Saved entries
## start
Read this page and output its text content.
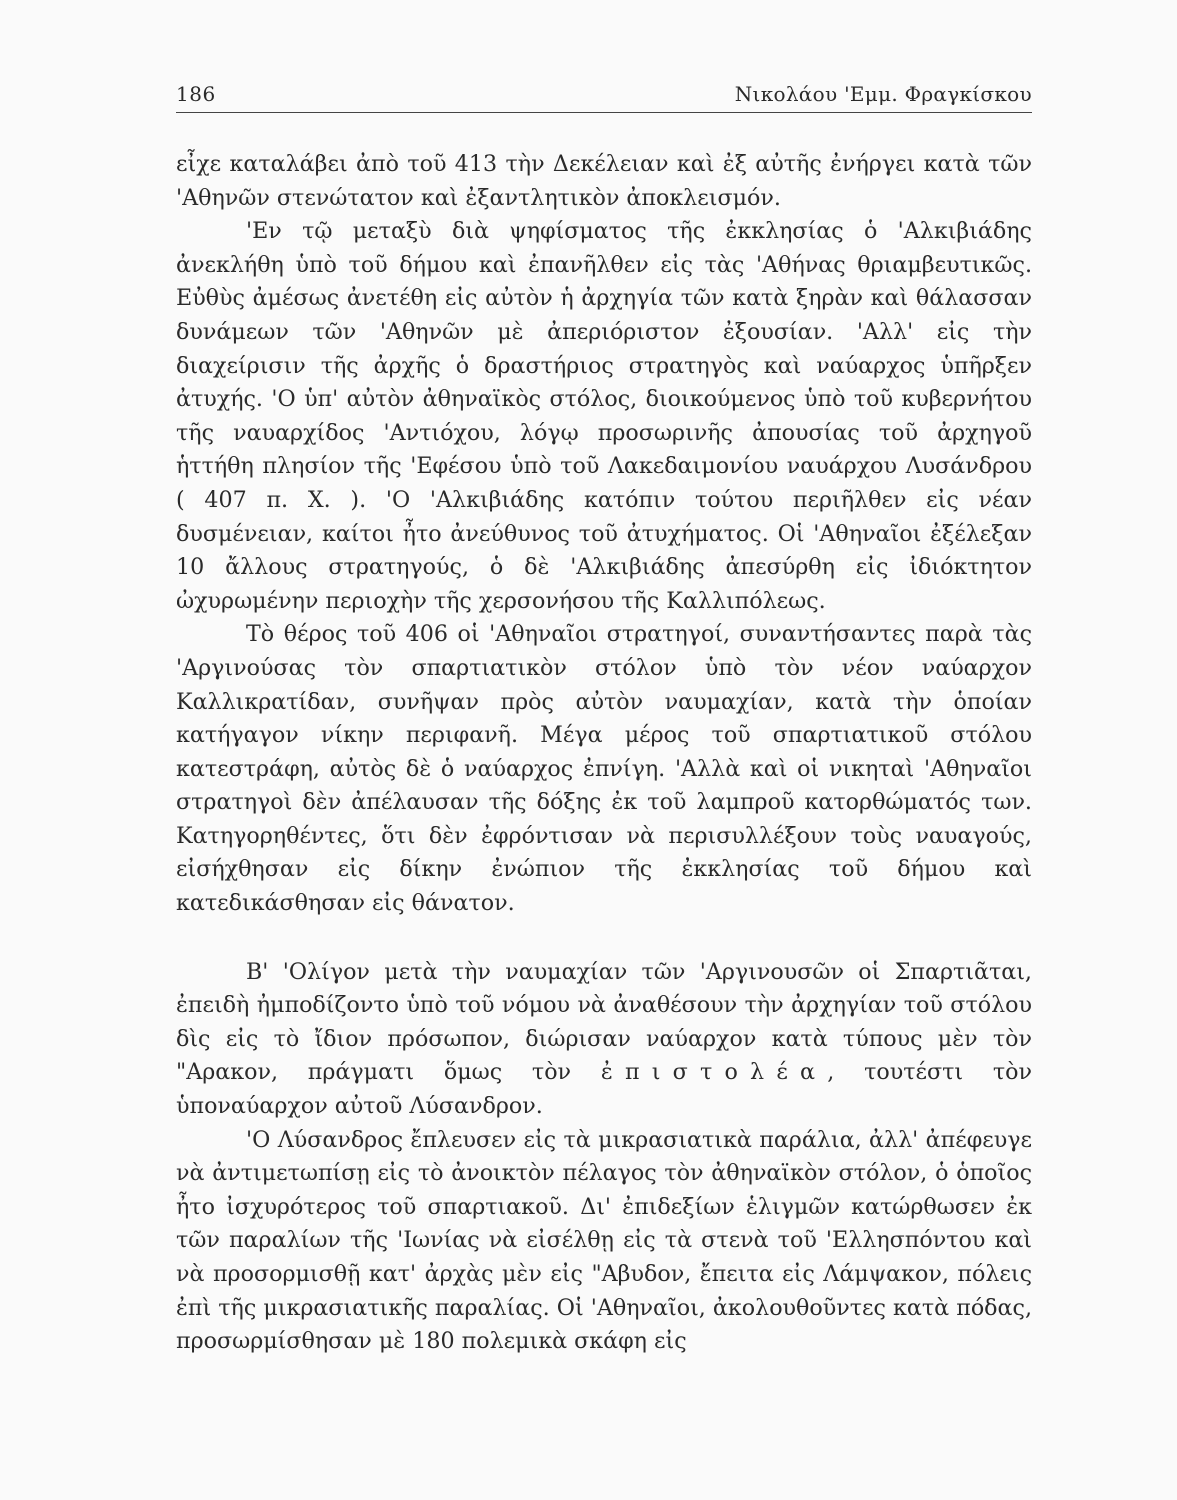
186	Νικολάου 'Εμμ. Φραγκίσκου

εἶχε καταλάβει ἀπὸ τοῦ 413 τὴν Δεκέλειαν καὶ ἐξ αὐτῆς ἐνήργει κατὰ τῶν 'Αθηνῶν στενώτατον καὶ ἐξαντλητικὸν ἀποκλεισμόν.

'Εν τῷ μεταξὺ διὰ ψηφίσματος τῆς ἐκκλησίας ὁ 'Αλκιβιάδης ἀνεκλήθη ὑπὸ τοῦ δήμου καὶ ἐπανῆλθεν εἰς τὰς 'Αθήνας θριαμβευτικῶς. Εὐθὺς ἀμέσως ἀνετέθη εἰς αὐτὸν ἡ ἀρχηγία τῶν κατὰ ξηρὰν καὶ θάλασσαν δυνάμεων τῶν 'Αθηνῶν μὲ ἀπεριόριστον ἐξουσίαν. 'Αλλ' εἰς τὴν διαχείρισιν τῆς ἀρχῆς ὁ δραστήριος στρατηγὸς καὶ ναύαρχος ὑπῆρξεν ἀτυχής. 'Ο ὑπ' αὐτὸν ἀθηναϊκὸς στόλος, διοικούμενος ὑπὸ τοῦ κυβερνήτου τῆς ναυαρχίδος 'Αντιόχου, λόγῳ προσωρινῆς ἀπουσίας τοῦ ἀρχηγοῦ ἡττήθη πλησίον τῆς 'Εφέσου ὑπὸ τοῦ Λακεδαιμονίου ναυάρχου Λυσάνδρου ( 407 π. Χ. ). 'Ο 'Αλκιβιάδης κατόπιν τούτου περιῆλθεν εἰς νέαν δυσμένειαν, καίτοι ἦτο ἀνεύθυνος τοῦ ἀτυχήματος. Οἱ 'Αθηναῖοι ἐξέλεξαν 10 ἄλλους στρατηγούς, ὁ δὲ 'Αλκιβιάδης ἀπεσύρθη εἰς ἰδιόκτητον ὠχυρωμένην περιοχὴν τῆς χερσονήσου τῆς Καλλιπόλεως.

Τὸ θέρος τοῦ 406 οἱ 'Αθηναῖοι στρατηγοί, συναντήσαντες παρὰ τὰς 'Αργινούσας τὸν σπαρτιατικὸν στόλον ὑπὸ τὸν νέον ναύαρχον Καλλικρατίδαν, συνῆψαν πρὸς αὐτὸν ναυμαχίαν, κατὰ τὴν ὁποίαν κατήγαγον νίκην περιφανῆ. Μέγα μέρος τοῦ σπαρτιατικοῦ στόλου κατεστράφη, αὐτὸς δὲ ὁ ναύαρχος ἐπνίγη. 'Αλλὰ καὶ οἱ νικηταὶ 'Αθηναῖοι στρατηγοὶ δὲν ἀπέλαυσαν τῆς δόξης ἐκ τοῦ λαμπροῦ κατορθώματός των. Κατηγορηθέντες, ὅτι δὲν ἐφρόντισαν νὰ περισυλλέξουν τοὺς ναυαγούς, εἰσήχθησαν εἰς δίκην ἐνώπιον τῆς ἐκκλησίας τοῦ δήμου καὶ κατεδικάσθησαν εἰς θάνατον.

Β' 'Ολίγον μετὰ τὴν ναυμαχίαν τῶν 'Αργινουσῶν οἱ Σπαρτιᾶται, ἐπειδὴ ἠμποδίζοντο ὑπὸ τοῦ νόμου νὰ ἀναθέσουν τὴν ἀρχηγίαν τοῦ στόλου δὶς εἰς τὸ ἴδιον πρόσωπον, διώρισαν ναύαρχον κατὰ τύπους μὲν τὸν "Αρακον, πράγματι ὅμως τὸν ἐπιστολέα, τουτέστι τὸν ὑποναύαρχον αὐτοῦ Λύσανδρον.

'Ο Λύσανδρος ἔπλευσεν εἰς τὰ μικρασιατικὰ παράλια, ἀλλ' ἀπέφευγε νὰ ἀντιμετωπίσῃ εἰς τὸ ἀνοικτὸν πέλαγος τὸν ἀθηναϊκὸν στόλον, ὁ ὁποῖος ἦτο ἰσχυρότερος τοῦ σπαρτιακοῦ. Δι' ἐπιδεξίων ἑλιγμῶν κατώρθωσεν ἐκ τῶν παραλίων τῆς 'Ιωνίας νὰ εἰσέλθῃ εἰς τὰ στενὰ τοῦ 'Ελλησπόντου καὶ νὰ προσορμισθῇ κατ' ἀρχὰς μὲν εἰς "Αβυδον, ἔπειτα εἰς Λάμψακον, πόλεις ἐπὶ τῆς μικρασιατικῆς παραλίας. Οἱ 'Αθηναῖοι, ἀκολουθοῦντες κατὰ πόδας, προσωρμίσθησαν μὲ 180 πολεμικὰ σκάφη εἰς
## end
Only the count is needed: the number of lines in the data that include the word "ναύαρχον".

2